● **Data entries**

# # # #

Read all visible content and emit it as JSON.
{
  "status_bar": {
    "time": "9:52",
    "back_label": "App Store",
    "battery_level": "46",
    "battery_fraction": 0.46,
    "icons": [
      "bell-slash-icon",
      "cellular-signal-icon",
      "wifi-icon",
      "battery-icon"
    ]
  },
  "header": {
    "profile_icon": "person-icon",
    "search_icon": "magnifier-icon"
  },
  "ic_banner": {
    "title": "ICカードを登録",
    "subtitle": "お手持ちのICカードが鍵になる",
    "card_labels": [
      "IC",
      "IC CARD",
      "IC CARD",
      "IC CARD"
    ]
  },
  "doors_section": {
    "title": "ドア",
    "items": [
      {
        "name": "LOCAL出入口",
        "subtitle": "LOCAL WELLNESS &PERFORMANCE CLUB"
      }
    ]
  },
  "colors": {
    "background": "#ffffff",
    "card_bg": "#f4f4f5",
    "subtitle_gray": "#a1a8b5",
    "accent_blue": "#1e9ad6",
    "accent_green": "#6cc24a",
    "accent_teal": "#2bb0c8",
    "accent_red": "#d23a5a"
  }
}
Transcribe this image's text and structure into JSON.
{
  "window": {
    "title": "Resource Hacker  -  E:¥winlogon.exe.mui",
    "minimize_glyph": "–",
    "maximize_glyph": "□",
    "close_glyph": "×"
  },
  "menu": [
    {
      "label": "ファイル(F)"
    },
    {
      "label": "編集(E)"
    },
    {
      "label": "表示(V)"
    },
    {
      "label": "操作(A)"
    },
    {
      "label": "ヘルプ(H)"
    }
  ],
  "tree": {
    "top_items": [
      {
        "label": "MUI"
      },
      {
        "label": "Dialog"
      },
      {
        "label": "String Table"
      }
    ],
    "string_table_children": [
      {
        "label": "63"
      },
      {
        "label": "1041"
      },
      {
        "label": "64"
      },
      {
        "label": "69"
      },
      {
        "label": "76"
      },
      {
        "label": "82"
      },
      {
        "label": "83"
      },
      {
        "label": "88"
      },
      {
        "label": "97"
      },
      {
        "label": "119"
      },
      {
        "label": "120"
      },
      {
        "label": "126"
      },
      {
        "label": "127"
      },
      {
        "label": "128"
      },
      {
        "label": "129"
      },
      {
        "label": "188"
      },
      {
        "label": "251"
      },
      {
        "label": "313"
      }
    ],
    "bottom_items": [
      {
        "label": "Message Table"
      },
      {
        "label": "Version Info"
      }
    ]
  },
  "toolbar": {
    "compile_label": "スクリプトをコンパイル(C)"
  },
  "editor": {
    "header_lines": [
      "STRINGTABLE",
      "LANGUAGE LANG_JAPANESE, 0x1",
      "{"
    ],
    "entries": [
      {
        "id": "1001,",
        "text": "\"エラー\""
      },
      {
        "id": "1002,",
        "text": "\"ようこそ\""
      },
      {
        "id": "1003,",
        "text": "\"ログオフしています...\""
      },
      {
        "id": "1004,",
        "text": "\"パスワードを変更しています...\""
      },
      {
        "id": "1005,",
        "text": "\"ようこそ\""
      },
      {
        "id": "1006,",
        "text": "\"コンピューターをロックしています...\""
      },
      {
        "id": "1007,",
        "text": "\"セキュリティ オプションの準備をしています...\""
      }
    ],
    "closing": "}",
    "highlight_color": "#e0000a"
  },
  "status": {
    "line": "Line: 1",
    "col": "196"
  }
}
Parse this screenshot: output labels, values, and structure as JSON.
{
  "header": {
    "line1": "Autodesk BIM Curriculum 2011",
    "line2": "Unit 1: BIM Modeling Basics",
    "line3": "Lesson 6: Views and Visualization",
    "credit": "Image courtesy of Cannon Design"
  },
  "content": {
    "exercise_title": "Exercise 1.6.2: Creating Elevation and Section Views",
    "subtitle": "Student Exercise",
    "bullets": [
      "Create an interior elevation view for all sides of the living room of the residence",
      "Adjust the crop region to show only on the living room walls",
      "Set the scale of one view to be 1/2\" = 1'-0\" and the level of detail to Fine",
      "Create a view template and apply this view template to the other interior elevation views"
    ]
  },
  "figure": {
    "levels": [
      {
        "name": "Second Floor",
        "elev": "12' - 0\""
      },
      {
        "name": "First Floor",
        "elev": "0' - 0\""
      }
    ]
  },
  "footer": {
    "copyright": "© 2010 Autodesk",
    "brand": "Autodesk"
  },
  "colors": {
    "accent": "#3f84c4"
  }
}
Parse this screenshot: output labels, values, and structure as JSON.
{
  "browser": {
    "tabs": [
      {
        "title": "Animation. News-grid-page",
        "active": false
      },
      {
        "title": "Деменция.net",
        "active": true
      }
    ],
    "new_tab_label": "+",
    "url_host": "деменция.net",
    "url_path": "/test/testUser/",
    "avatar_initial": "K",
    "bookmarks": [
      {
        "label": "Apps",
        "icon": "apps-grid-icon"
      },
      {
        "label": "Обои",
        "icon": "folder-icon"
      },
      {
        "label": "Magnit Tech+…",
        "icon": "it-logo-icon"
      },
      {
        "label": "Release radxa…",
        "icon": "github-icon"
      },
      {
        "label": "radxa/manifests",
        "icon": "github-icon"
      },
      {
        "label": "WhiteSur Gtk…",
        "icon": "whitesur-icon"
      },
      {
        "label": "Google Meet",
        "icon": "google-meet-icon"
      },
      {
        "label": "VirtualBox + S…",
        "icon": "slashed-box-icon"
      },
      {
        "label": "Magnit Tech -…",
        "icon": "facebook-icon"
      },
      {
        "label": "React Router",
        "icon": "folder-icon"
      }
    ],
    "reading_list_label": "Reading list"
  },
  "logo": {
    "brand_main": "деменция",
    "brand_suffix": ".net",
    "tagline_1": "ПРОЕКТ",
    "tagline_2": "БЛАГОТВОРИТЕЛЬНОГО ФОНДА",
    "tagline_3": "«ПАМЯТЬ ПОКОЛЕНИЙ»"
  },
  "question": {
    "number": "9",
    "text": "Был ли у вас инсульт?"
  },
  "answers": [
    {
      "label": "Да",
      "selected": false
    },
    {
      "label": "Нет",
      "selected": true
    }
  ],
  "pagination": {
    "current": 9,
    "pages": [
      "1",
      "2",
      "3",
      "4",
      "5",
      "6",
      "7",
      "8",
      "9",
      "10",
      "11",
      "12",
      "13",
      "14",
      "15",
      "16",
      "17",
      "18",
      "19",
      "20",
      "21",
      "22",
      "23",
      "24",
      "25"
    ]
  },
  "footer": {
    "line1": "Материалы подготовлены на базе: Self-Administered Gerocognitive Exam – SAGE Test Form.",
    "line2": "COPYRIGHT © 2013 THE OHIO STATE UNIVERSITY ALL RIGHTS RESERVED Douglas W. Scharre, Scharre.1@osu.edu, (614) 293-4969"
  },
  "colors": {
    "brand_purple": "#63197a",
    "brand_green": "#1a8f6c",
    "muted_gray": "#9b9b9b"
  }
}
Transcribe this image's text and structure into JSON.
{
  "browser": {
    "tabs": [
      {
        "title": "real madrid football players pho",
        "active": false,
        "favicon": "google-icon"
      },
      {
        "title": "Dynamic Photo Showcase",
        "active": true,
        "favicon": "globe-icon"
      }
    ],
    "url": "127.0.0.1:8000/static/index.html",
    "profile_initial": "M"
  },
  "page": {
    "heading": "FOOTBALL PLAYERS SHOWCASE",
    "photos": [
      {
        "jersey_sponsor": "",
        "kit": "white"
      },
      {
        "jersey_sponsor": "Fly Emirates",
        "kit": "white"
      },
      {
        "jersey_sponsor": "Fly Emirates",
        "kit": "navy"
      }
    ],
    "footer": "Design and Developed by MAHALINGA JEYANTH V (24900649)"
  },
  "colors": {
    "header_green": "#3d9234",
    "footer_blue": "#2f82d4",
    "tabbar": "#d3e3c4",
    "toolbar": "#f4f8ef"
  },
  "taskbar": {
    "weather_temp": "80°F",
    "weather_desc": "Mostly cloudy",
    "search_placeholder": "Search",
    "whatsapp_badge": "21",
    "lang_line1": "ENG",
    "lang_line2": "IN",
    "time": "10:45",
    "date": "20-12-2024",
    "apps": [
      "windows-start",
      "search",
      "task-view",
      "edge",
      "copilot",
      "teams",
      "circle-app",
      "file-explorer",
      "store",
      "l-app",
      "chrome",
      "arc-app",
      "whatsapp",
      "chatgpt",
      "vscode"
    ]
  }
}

# # # #

● **Exercise task**
Pick out the lines that include the word "living" and write them out.

● **Result**
      "Create an interior elevation view for all sides of the living room of the residence",
      "Adjust the crop region to show only on the living room walls",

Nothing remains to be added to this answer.